** WRITTEN INSTRUCTION 1 **
Can you express every line of the records as a JSON list of strings, one string per line, with blank lines left out and the pictures omitted?

** PASSAGE GIVEN **
By Army Staff Sgt. Jennifer D. Atkinson
Texas Military Forces

DENISON, Texas, Dec. 10, 2013 – Citizen-soldiers with the Texas Army National Guard’s 176th Engineer Brigade provided support to state and local officials during Winter Storm Cleon, as named by the National Weather Service, in north Texas Dec. 5-9.

Click photo for screen-resolution image
Texas Army National Guard members from the 236th Engineer Company, 176th Engineer Brigade take to the road to help fellow Texans during Winter Storm Cleon on Dec. 6, 2013. Texas Army National Guard photo by Staff Sgt. Jennifer D. Atkinson
  

(Click photo for screen-resolution image);high-resolution image available.

At the request of Gov. Rick Perry, about 50 members of the Grand Prairie-based brigade suited up in cold-weather gear and headed out in Humvees and Light Medium Tactical Vehicles to help preposition state assets as the storm approached. Soldiers were stationed along the major highways here, as well as in Wichita Falls.

Preliminary reports from the Texas Military Forces Joint Operations Center indicate the deployed soldiers aided more than 120 stranded vehicles, conducted more than 225 welfare checks and assisted with the setup of a Red Cross shelter in Valley View, near Wichita Falls.

Entries taken from a collection:
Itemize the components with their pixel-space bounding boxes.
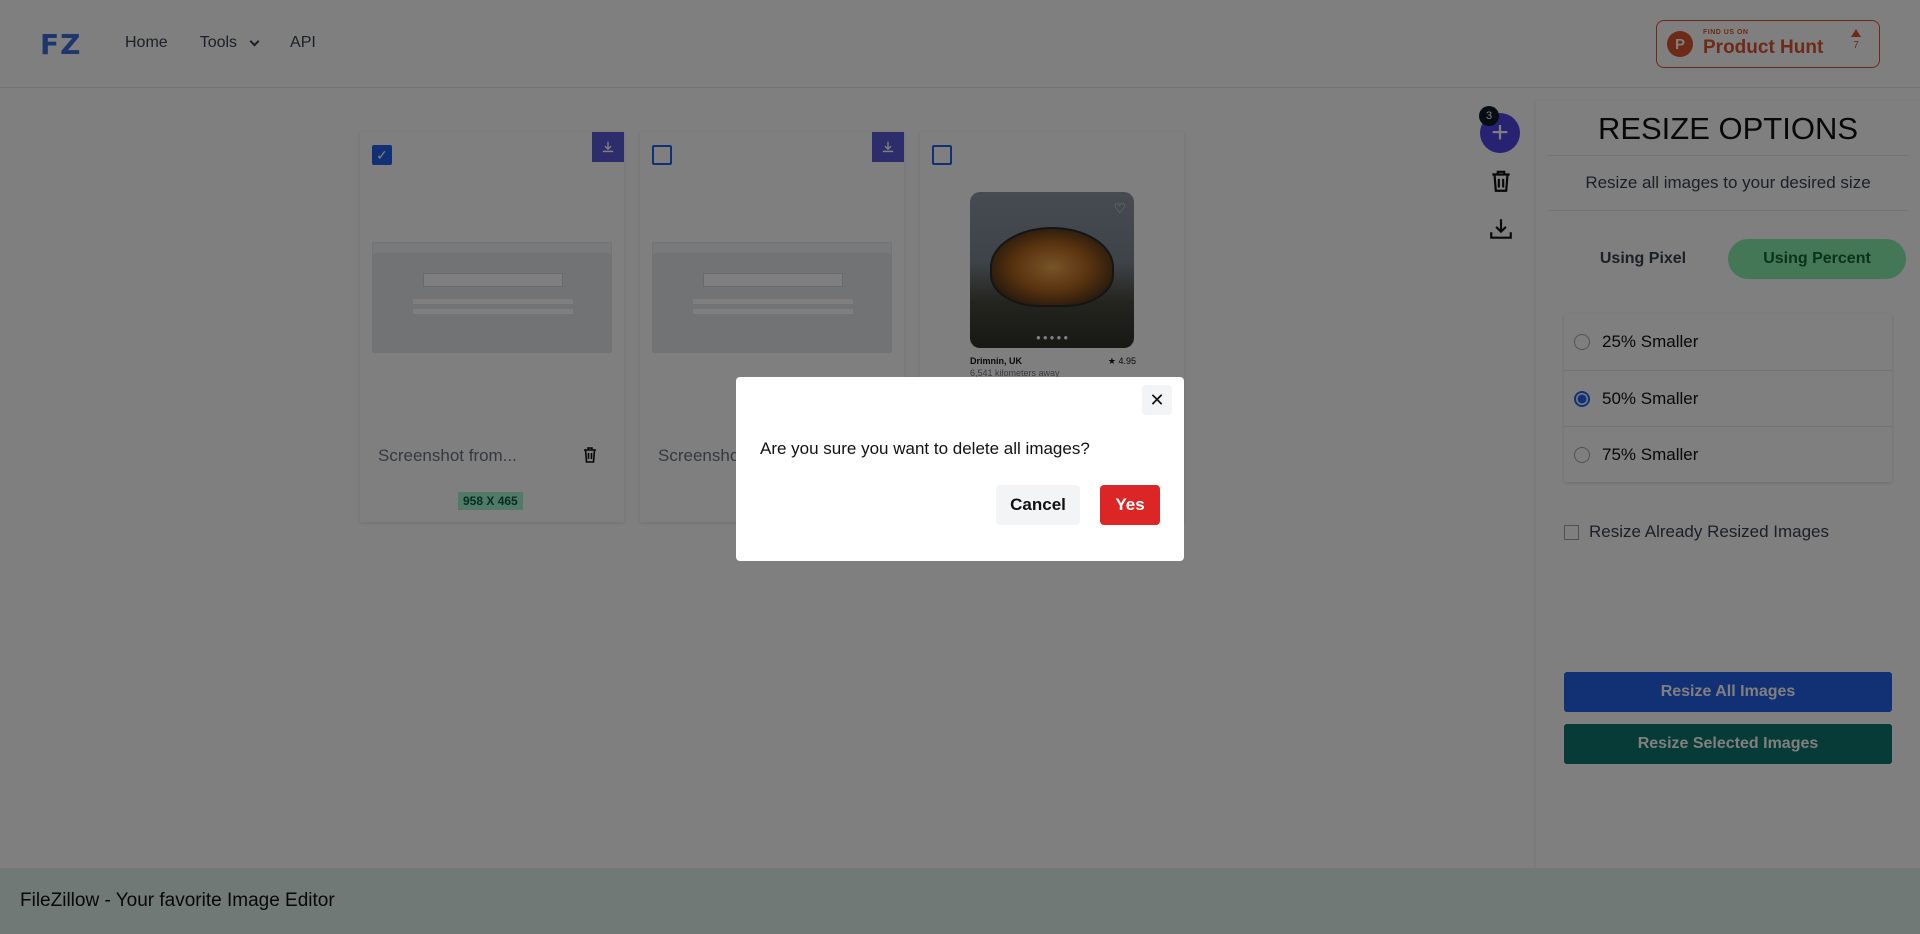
close-dialog-button[interactable]: ✕ (1142, 385, 1172, 415)
close-icon: ✕ (1149, 389, 1165, 410)
yes-button[interactable]: Yes (1100, 485, 1160, 525)
dialog-message: Are you sure you want to delete all imag… (760, 439, 1090, 458)
cancel-button[interactable]: Cancel (996, 485, 1080, 525)
delete-confirm-dialog: ✕ Are you sure you want to delete all im… (736, 377, 1184, 561)
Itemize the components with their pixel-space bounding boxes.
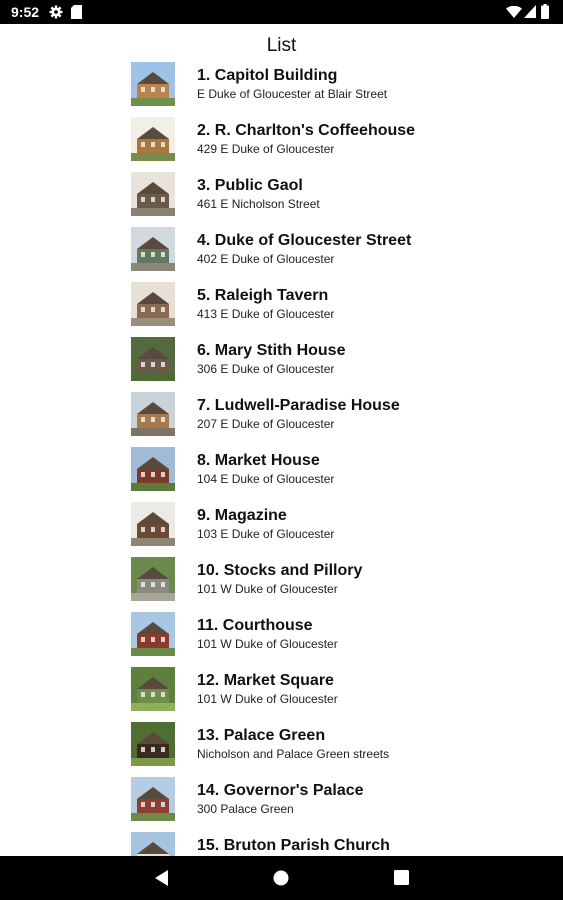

** WRITTEN INSTRUCTION 2 **
In two sentences, what does the article on Guard support during Winter Storm Cleon report?

** WRITTEN REPLY 1 **
[
  "Itemize the components with their pixel-space bounding boxes.",
  "close-dialog-button[interactable]: ✕ (1142, 385, 1172, 415)",
  "close-icon: ✕ (1149, 389, 1165, 410)",
  "yes-button[interactable]: Yes (1100, 485, 1160, 525)",
  "dialog-message: Are you sure you want to delete all imag… (760, 439, 1090, 458)",
  "cancel-button[interactable]: Cancel (996, 485, 1080, 525)",
  "delete-confirm-dialog: ✕ Are you sure you want to delete all im… (736, 377, 1184, 561)",
  "Itemize the components with their pixel-space bounding boxes."
]

** WRITTEN REPLY 2 **
At Gov. Rick Perry's request, about 50 members of the Texas Army National Guard's Grand Prairie-based 176th Engineer Brigade supported state and local officials in north Texas during Winter Storm Cleon, Dec. 5-9, and were stationed along major highways and in Wichita Falls. Preliminary reports indicate the soldiers aided more than 120 stranded vehicles, conducted more than 225 welfare checks and helped set up a Red Cross shelter in Valley View.